- _What to do_
Return the number of lines holding "this", with nothing added.
Record list start
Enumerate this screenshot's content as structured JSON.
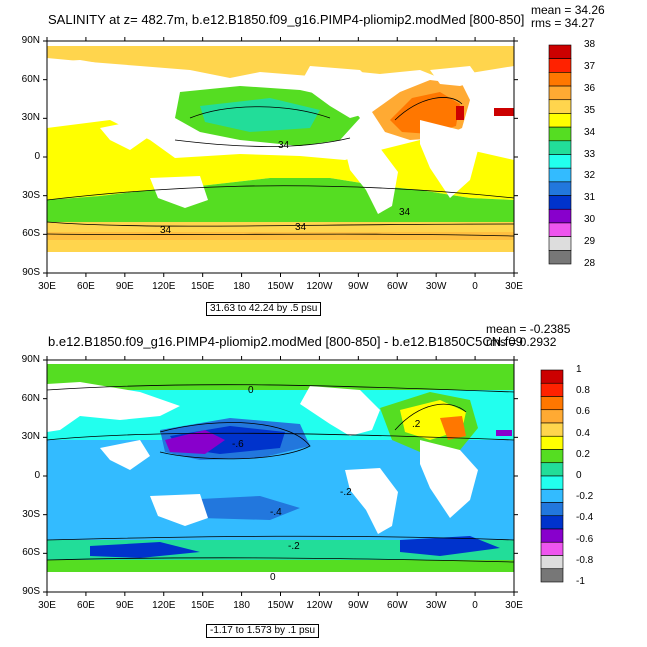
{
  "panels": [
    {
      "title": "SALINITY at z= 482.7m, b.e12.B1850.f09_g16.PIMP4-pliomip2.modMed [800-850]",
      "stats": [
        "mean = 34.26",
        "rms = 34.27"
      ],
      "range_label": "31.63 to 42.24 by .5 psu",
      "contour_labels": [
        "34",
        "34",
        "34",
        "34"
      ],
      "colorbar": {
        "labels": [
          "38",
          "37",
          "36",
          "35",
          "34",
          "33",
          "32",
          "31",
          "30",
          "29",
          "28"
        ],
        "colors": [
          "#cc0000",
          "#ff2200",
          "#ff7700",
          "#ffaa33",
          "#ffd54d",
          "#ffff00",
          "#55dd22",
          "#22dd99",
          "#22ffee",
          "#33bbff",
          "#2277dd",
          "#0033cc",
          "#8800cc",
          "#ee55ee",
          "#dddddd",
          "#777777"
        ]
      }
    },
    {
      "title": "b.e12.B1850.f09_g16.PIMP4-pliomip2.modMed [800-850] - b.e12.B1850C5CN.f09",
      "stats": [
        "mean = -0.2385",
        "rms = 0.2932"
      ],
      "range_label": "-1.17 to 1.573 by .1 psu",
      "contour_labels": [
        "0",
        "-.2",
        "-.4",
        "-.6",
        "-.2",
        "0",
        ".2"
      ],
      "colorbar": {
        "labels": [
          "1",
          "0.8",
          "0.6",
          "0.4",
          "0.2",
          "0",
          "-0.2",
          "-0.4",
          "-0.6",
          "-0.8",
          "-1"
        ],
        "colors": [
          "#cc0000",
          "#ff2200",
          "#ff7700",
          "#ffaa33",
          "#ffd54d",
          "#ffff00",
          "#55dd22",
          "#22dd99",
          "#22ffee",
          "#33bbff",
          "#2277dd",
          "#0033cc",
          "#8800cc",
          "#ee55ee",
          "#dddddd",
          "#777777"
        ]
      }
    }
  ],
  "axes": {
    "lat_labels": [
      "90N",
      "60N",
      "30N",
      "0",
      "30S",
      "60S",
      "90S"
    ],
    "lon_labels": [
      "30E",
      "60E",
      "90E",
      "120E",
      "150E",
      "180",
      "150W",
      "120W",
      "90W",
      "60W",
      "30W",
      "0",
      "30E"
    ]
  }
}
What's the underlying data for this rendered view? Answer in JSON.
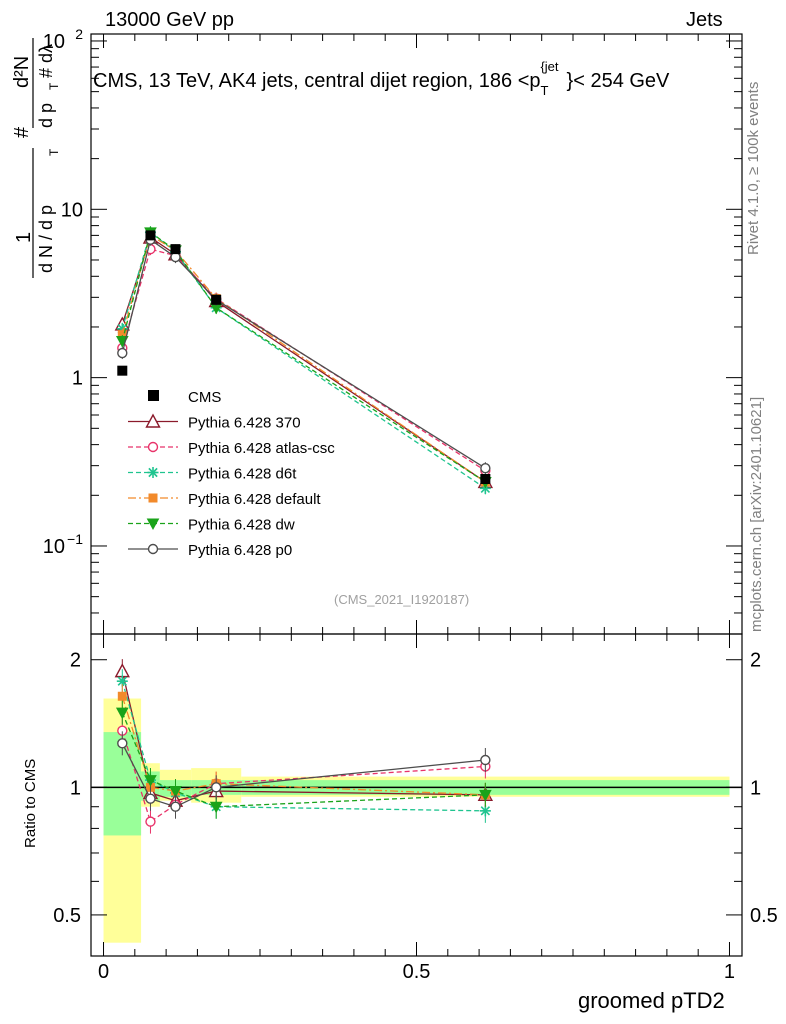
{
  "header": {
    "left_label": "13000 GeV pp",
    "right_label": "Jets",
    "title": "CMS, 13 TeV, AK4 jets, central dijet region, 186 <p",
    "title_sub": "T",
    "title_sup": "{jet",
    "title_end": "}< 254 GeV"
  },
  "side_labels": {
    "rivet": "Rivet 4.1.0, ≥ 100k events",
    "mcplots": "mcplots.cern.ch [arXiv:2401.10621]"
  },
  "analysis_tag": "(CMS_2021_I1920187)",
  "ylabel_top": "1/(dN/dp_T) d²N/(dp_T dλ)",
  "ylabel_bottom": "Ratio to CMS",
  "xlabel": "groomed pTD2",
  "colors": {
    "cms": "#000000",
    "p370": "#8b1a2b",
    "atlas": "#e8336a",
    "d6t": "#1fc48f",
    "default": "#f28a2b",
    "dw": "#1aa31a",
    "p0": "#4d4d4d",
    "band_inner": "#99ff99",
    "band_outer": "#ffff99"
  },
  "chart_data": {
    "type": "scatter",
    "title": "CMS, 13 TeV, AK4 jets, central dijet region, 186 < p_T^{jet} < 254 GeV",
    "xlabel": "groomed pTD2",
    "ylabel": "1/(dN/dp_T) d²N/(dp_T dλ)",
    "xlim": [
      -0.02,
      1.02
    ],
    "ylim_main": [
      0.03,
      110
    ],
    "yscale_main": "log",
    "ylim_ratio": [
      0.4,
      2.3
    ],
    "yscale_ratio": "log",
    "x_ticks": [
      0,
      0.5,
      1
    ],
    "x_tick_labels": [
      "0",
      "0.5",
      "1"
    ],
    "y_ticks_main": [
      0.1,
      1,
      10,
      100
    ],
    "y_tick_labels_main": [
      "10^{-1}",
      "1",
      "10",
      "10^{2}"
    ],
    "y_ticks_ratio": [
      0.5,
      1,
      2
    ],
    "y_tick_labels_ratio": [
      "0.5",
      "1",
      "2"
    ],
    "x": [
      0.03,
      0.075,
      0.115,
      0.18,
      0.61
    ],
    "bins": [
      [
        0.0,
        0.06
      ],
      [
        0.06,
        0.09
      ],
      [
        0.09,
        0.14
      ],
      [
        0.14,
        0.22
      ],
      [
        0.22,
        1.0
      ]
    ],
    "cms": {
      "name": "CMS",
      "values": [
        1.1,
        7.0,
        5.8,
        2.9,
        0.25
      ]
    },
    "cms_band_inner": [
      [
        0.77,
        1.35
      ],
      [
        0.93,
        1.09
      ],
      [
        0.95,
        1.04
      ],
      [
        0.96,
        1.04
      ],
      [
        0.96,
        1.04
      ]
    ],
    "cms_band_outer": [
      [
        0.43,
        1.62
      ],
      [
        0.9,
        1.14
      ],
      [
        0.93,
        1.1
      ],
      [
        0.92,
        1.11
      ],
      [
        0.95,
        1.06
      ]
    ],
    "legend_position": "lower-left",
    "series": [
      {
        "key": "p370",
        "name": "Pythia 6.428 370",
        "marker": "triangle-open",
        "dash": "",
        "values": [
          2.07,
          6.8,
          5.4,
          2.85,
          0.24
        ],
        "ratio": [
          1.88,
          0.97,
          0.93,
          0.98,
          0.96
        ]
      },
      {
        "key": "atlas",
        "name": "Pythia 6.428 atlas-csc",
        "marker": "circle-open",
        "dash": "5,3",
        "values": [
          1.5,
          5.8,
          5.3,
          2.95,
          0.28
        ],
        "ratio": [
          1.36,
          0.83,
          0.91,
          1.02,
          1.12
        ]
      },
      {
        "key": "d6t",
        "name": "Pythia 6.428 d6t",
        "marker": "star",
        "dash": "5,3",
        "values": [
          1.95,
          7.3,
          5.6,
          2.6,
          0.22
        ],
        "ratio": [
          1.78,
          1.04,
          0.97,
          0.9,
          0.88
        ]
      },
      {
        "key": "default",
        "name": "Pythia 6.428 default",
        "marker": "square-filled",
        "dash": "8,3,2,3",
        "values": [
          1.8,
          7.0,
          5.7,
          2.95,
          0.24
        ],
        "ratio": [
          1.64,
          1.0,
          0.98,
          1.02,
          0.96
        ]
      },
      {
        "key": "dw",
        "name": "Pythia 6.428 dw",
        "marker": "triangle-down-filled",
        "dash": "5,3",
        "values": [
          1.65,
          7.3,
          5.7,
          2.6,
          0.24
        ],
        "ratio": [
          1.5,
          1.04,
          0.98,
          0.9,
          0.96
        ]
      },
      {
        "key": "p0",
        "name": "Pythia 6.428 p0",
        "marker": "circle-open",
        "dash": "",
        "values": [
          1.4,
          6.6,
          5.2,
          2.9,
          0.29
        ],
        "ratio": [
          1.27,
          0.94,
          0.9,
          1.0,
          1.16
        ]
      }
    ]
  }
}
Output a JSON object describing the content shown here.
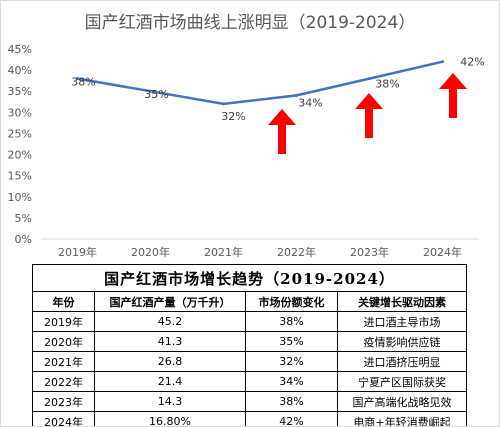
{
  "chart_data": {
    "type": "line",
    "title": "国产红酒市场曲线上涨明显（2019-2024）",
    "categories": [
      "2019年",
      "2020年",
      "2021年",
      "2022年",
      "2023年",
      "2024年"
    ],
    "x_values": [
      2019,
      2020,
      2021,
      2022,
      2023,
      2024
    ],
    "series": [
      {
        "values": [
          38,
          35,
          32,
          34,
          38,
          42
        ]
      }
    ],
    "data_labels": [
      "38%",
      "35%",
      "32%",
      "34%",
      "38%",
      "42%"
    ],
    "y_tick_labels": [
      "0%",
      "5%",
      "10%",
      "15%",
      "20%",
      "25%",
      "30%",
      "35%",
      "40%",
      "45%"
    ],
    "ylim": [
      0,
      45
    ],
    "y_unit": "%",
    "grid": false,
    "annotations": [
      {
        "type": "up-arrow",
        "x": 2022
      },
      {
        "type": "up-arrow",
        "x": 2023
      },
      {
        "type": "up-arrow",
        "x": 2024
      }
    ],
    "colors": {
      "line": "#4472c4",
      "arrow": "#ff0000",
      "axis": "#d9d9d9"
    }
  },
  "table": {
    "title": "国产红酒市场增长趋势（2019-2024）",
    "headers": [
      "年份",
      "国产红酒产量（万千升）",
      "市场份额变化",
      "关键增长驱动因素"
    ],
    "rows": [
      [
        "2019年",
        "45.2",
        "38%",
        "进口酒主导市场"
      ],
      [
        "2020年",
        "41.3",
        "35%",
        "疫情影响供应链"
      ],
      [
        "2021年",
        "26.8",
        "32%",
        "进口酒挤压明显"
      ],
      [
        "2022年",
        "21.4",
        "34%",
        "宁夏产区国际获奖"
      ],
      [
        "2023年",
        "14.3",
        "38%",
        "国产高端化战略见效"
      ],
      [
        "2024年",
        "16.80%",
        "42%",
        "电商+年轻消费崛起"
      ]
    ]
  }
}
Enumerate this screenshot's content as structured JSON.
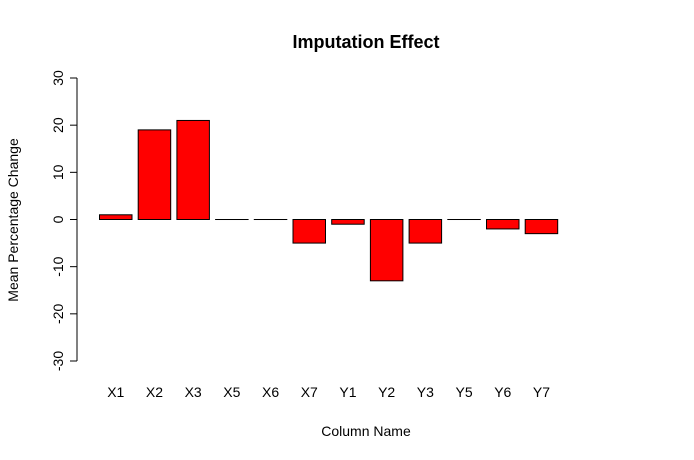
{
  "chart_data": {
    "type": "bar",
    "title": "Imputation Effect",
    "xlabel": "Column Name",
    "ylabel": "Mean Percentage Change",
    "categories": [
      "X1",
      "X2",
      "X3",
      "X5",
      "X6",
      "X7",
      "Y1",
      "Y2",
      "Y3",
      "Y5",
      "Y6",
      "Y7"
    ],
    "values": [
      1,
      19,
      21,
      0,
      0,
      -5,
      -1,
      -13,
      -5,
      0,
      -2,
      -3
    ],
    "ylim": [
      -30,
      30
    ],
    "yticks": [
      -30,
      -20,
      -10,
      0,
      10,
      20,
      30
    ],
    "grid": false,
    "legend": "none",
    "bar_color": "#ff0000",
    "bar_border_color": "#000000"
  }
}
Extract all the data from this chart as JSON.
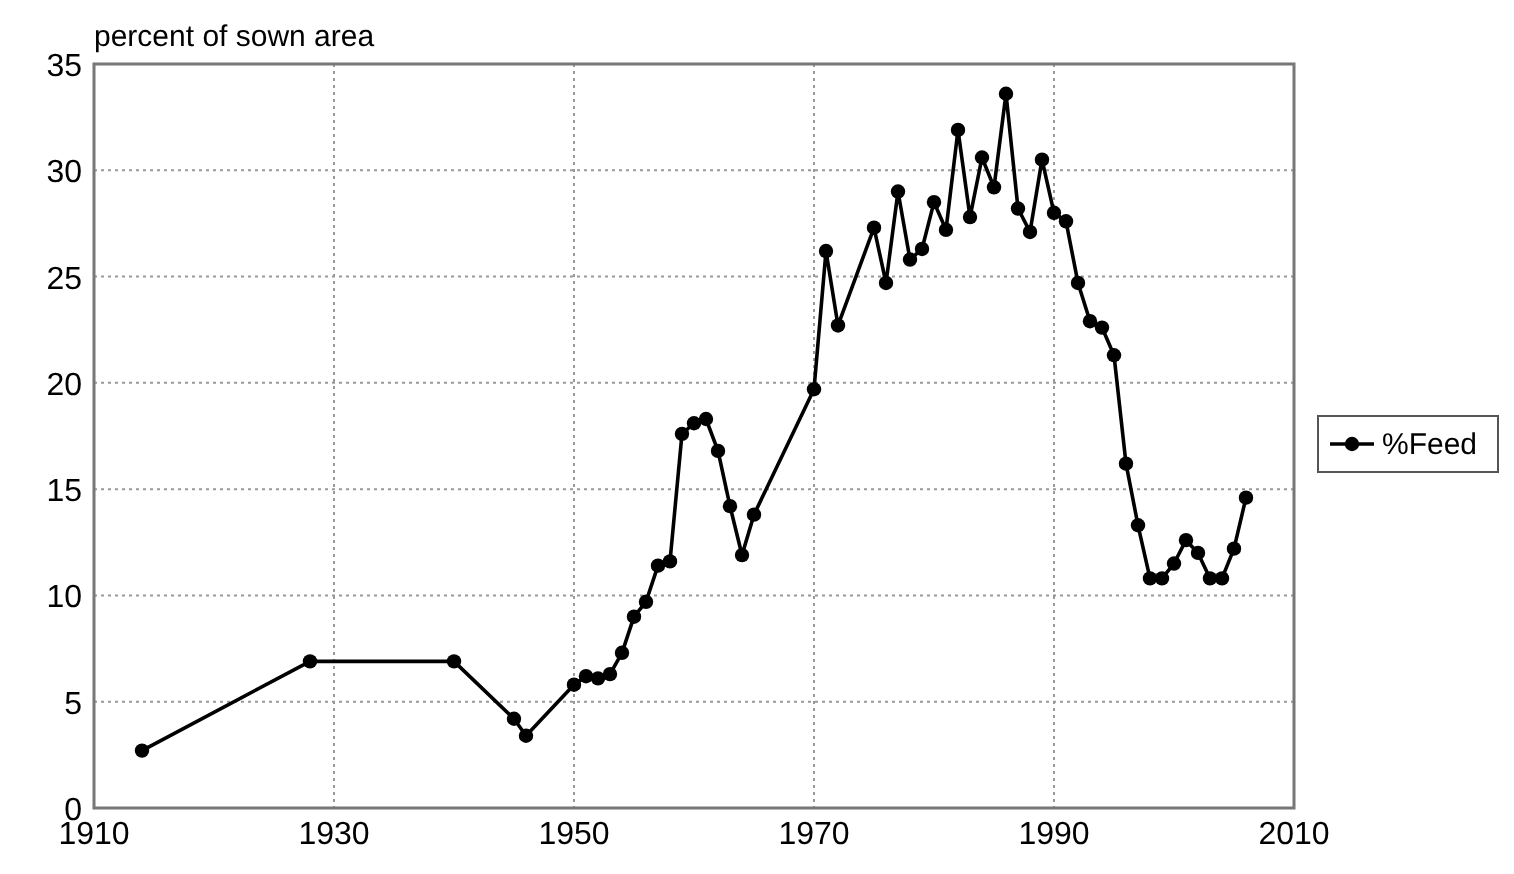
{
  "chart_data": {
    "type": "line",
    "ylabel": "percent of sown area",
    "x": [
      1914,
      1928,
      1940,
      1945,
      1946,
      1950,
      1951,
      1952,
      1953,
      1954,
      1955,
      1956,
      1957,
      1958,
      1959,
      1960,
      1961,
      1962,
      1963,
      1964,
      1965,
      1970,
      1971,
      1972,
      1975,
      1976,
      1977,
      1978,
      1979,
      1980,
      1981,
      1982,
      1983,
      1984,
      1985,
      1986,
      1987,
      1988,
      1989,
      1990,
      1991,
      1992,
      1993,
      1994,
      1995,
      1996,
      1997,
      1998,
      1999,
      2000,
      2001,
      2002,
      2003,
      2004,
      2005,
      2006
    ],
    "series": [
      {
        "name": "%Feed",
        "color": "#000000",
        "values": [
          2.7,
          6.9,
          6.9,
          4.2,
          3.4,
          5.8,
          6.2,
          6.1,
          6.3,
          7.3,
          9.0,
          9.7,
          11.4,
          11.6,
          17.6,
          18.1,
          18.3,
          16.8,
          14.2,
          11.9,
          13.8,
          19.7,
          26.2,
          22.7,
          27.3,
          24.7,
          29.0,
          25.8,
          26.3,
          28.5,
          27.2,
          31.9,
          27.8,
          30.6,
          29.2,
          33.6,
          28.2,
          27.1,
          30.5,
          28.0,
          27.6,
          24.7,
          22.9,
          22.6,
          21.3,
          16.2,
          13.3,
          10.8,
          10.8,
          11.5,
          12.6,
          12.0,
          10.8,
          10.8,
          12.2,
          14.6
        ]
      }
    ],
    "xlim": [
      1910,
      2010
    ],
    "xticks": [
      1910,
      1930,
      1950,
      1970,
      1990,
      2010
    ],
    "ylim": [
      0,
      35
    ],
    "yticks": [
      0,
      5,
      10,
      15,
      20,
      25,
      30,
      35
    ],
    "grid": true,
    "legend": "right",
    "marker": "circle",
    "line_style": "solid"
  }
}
Record list end
- _Answer to the exercise_
4